* [Tarefa] Reproduza fielmente a parte da notícia sobre a greve dos policiais civis no Tocantins que vai de "Os policiais civis" até "centro da capital.", incluindo ambos os trechos.

* [Trecho fornecido]
:::::

Policiais civis em greve entregam armas após medida do governo no TO

Policiais civis em greve entregam armas após medida do governo no TO

Categoria está completando 20 dias de paralisação em todo o estado. Na capital foram entregues cerca de 600 armas, munições e outros objetos

 

Os policiais civis em greve no Tocantins entregaram as armas na manhã desta segunda-feira (16), em todo o estado. Somente na capital os policiais entregaram cerca de 600 armas, munições e demais objetos que são instrumentos de trabalho da categoria. A entrega aconteceu em frente à Secretaria da Segurança Pública (SSP), na praça dos Girassóis, centro da capital.

Os agentes penitenciários também fizeram a entrega das armas e de todos os outros equipamentos que são usados em operações especiais dentro da Casa de Prisão Provisária de Palmas (CPPP).

:::::

* [Dados apresentados]
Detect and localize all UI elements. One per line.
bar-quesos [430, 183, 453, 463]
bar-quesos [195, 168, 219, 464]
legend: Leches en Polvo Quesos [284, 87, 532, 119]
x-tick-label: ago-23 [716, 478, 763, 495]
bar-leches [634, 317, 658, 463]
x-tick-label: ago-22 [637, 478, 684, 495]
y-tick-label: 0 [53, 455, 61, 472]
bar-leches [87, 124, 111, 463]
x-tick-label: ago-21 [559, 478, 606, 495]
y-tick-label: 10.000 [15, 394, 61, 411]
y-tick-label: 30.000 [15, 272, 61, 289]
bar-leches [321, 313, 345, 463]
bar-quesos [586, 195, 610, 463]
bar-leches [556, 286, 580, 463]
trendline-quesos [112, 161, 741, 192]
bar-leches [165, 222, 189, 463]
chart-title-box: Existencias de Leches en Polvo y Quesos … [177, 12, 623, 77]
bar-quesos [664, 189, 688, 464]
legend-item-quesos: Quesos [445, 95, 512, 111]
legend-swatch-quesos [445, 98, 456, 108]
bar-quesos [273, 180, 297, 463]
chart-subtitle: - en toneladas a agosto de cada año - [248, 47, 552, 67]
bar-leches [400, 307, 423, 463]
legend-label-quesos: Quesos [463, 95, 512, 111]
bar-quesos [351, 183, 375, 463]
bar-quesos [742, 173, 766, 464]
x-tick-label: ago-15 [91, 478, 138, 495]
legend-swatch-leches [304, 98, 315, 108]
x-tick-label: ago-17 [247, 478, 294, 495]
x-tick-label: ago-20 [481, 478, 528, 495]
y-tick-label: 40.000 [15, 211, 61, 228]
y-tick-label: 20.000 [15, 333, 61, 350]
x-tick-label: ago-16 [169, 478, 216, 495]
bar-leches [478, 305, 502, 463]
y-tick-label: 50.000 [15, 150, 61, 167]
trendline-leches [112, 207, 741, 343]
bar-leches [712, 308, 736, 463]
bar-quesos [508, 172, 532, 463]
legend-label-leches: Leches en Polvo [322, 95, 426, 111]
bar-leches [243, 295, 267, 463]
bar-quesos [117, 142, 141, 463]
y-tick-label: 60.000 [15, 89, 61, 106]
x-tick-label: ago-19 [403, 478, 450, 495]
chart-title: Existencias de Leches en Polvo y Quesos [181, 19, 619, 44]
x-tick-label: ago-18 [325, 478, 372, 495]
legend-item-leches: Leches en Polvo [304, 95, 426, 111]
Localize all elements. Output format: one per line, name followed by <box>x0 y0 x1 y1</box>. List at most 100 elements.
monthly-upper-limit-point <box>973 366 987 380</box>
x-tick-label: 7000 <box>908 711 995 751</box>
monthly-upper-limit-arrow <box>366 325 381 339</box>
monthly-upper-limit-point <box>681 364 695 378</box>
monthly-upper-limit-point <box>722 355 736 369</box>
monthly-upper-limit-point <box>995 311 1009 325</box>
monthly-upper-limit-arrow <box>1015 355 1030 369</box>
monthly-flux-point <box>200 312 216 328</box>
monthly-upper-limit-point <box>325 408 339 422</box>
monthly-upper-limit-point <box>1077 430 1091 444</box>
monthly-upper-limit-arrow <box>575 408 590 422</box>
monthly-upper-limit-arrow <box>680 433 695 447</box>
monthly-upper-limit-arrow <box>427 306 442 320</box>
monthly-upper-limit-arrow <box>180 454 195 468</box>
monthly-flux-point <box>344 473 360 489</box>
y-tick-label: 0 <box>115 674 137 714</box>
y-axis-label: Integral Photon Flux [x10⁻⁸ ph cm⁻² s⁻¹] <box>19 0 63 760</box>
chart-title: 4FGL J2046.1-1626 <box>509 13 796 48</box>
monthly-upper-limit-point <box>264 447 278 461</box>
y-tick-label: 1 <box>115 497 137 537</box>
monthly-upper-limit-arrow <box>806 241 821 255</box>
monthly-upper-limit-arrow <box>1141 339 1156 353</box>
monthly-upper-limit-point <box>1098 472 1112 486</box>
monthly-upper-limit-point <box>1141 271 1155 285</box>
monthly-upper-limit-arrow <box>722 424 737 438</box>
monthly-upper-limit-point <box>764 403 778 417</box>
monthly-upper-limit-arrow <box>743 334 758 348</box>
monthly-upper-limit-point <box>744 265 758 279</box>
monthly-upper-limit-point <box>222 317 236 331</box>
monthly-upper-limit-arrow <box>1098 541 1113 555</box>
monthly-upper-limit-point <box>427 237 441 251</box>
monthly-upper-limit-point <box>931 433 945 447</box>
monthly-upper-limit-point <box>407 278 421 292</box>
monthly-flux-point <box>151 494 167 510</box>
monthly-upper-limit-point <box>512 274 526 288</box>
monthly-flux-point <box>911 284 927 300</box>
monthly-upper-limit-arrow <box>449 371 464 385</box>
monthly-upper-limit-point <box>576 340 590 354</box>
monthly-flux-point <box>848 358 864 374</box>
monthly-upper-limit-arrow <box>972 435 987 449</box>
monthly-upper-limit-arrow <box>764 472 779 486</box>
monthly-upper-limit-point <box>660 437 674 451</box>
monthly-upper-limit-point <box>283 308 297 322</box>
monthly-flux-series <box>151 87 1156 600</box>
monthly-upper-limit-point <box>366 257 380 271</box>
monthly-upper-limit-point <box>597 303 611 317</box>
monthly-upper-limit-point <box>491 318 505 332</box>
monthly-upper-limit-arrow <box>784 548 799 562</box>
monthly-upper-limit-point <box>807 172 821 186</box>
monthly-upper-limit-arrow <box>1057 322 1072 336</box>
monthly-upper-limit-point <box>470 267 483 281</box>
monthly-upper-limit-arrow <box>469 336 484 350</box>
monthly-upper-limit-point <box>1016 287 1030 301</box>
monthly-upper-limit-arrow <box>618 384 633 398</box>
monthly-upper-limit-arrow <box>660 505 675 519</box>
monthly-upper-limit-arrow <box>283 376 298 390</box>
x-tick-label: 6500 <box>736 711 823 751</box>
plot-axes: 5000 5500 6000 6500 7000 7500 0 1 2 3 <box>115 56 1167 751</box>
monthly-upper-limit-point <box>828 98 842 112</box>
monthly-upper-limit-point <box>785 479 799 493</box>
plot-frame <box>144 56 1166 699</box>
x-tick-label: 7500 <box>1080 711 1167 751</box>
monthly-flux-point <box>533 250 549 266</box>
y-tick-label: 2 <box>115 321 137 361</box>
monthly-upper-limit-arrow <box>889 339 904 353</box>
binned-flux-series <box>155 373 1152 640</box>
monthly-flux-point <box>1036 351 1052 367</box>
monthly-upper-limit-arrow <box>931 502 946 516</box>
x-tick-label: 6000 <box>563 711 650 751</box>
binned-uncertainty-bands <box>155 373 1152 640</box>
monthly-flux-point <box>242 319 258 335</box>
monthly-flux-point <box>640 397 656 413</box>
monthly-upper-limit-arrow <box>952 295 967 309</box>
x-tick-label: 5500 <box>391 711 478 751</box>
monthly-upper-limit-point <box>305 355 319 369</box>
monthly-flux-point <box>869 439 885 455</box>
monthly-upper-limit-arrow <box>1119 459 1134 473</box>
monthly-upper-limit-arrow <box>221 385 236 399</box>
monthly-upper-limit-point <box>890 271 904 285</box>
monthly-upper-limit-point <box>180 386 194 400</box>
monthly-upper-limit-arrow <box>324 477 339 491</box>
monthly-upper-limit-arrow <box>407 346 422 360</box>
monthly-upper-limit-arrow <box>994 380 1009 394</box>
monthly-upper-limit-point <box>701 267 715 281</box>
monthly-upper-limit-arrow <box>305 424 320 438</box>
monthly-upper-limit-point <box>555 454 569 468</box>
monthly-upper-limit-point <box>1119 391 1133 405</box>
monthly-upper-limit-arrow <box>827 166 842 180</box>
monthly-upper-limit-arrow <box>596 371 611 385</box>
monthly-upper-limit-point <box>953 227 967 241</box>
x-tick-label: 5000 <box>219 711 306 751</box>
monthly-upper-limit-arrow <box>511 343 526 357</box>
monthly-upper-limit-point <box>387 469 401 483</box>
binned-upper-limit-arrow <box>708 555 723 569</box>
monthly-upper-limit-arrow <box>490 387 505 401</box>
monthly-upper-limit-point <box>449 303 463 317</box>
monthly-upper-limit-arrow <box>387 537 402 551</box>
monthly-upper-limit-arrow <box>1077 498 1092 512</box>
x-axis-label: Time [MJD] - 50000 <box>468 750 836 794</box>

:::::

* [Resposta do exercício]
Os policiais civis em greve no Tocantins entregaram as armas na manhã desta segunda-feira (16), em todo o estado. Somente na capital os policiais entregaram cerca de 600 armas, munições e demais objetos que são instrumentos de trabalho da categoria. A entrega aconteceu em frente à Secretaria da Segurança Pública (SSP), na praça dos Girassóis, centro da capital.